-- Aim A --
In the entries, starting at the line that contains "What elements are" and ending at the line that contains "tree-group-sai-a[interactable]: SAI A", change "search-input" to "search-field". Write out those lines again with nothing else altered.

Joseph Brennan

Biographical details
- Born: November 15, 1900 Brooklyn, New York, U.S.
- Died: May 10, 1989 (aged 88) New York, New York, U.S.

Playing career
- 1919–1936: Brooklyn Visitations
- Position: Guard

Coaching career (HC unless noted)
- 1941–1948: St. Francis (NY)

Head coaching record
- Overall: 90–46
- Basketball Hall of Fame Inducted in 1975

= Joseph Brennan (basketball) =

American basketball player

Joseph R. Brennan (November 15, 1900 – May 10, 1989) was an American professional basketball player. He is mostly known for his time with the Brooklyn Visitations, which he joined in 1919 and led to three ABL championships (1929, 1931 and 1935). After his playing career, he coached St. Francis College in Brooklyn for 7 seasons from 1941 to 1948. He was elected to the Naismith Memorial Basketball Hall of Fame in 1975.

==Biography==
Joseph R. Brennan was born in Brooklyn on November 15, 1900. He attended High School at St. Augustine Academy and played basketball there for four years. When he graduated in 1919, he went directly to a professional basketball team: the all-Irish Brooklyn Visitations. At the time it was prevalent for players to compete on several teams in different leagues during the same season. As such, during Brennan's 19-year career he also played for Troy, New York of the New York State League, Holyoke, Massachusetts of the Massachusetts League, Philadelphia and Wilkes-Barre both of the Eastern League, and for the Brooklyn Jewels, the Brooklyn Whirlwinds and the Brooklyn Dodgers. The Brooklyn Visitations began in the Metropolitan League but later moved to the ABL. With the Visitations, Brennan won three ABL championships.

-- Source data --
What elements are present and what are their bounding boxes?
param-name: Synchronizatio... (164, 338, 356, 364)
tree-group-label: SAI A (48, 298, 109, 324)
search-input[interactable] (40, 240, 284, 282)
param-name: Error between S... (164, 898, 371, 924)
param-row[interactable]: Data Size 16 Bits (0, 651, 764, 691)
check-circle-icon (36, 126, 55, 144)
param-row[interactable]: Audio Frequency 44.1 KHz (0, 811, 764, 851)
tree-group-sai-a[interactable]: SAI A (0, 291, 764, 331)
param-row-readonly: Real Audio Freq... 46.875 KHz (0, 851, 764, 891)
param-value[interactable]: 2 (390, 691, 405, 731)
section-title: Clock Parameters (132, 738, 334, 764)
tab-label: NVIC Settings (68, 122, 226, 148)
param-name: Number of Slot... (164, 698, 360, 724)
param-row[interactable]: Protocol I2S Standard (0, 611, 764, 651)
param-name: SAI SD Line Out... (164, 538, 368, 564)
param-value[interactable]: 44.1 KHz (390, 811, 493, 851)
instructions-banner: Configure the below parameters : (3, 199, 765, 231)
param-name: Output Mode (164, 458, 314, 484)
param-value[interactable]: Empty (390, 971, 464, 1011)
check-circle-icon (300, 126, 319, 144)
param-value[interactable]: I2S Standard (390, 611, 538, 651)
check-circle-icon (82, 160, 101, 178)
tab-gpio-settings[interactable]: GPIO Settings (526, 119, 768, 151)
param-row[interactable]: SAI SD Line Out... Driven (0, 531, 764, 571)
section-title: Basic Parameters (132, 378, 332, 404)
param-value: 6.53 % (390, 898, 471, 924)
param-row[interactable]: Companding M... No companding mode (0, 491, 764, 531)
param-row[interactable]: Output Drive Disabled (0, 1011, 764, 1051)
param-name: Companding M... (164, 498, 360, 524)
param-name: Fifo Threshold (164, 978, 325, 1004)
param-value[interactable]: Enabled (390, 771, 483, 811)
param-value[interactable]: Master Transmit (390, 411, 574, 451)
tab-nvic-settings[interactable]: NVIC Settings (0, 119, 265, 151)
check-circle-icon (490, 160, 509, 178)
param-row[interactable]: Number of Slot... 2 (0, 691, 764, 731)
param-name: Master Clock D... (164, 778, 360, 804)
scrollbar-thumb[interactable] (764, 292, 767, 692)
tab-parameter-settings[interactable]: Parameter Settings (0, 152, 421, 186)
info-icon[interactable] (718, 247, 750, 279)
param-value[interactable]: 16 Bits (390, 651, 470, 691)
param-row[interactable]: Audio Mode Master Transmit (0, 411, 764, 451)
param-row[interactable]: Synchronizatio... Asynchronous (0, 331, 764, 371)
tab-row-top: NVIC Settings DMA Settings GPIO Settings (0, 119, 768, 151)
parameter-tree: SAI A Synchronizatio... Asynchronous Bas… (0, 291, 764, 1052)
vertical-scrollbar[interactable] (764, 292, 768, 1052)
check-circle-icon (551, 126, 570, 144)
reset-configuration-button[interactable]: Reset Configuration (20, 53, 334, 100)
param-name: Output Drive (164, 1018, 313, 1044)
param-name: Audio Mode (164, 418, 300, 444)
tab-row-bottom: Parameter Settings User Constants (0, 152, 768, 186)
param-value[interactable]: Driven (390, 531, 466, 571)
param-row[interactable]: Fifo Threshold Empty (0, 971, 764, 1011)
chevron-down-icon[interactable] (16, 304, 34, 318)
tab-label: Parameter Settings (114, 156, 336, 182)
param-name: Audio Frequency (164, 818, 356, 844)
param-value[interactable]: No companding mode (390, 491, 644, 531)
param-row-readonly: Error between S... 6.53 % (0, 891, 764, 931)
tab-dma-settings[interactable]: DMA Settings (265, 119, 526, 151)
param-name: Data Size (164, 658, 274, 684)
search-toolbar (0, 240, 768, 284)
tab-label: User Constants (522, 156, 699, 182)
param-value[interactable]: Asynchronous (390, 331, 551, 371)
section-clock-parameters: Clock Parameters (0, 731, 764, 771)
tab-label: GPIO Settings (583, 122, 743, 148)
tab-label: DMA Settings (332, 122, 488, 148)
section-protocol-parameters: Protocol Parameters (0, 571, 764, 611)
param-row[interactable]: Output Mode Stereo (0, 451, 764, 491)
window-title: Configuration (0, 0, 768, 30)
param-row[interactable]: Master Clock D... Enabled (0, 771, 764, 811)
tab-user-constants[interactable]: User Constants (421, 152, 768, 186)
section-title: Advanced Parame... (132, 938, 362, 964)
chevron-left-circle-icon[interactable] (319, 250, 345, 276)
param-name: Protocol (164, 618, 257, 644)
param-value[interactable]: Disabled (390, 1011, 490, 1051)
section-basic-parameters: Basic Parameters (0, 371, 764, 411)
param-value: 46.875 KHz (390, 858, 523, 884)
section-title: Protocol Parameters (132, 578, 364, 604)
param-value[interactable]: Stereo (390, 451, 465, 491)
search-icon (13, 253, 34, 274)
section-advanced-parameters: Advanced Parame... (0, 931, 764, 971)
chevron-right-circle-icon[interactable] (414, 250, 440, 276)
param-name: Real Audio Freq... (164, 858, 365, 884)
--
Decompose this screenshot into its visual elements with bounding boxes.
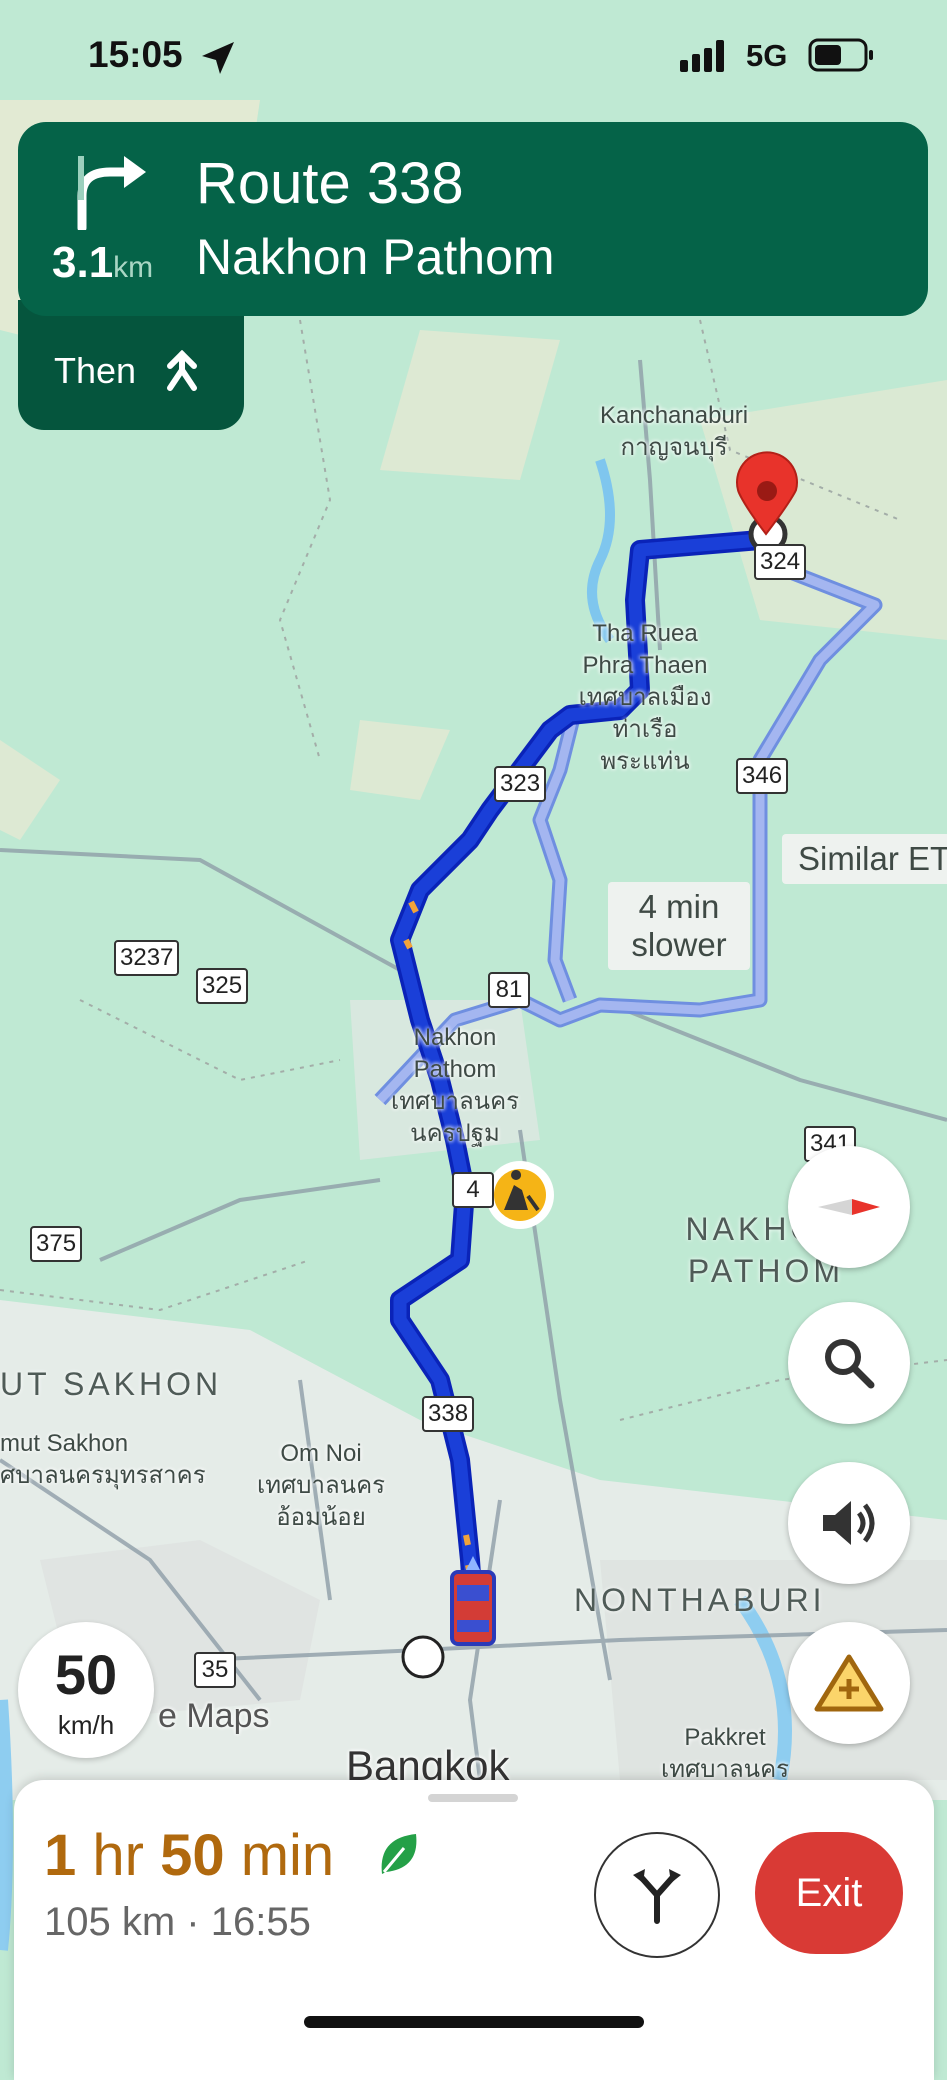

-- Aim B --
Duplicate the part of the Joseph Brennan biography starting at "- Died: May" and ending at "St. Francis (NY)", word for word.

-- Final result A --
What elements are present and what are their bounding boxes?
param-name: Synchronizatio... (164, 338, 356, 364)
tree-group-label: SAI A (48, 298, 109, 324)
search-field[interactable] (40, 240, 284, 282)
param-name: Error between S... (164, 898, 371, 924)
param-row[interactable]: Data Size 16 Bits (0, 651, 764, 691)
check-circle-icon (36, 126, 55, 144)
param-row[interactable]: Audio Frequency 44.1 KHz (0, 811, 764, 851)
tree-group-sai-a[interactable]: SAI A (0, 291, 764, 331)

-- Final result B --
- Died: May 10, 1989 (aged 88) New York, New York, U.S.

Playing career
- 1919–1936: Brooklyn Visitations
- Position: Guard

Coaching career (HC unless noted)
- 1941–1948: St. Francis (NY)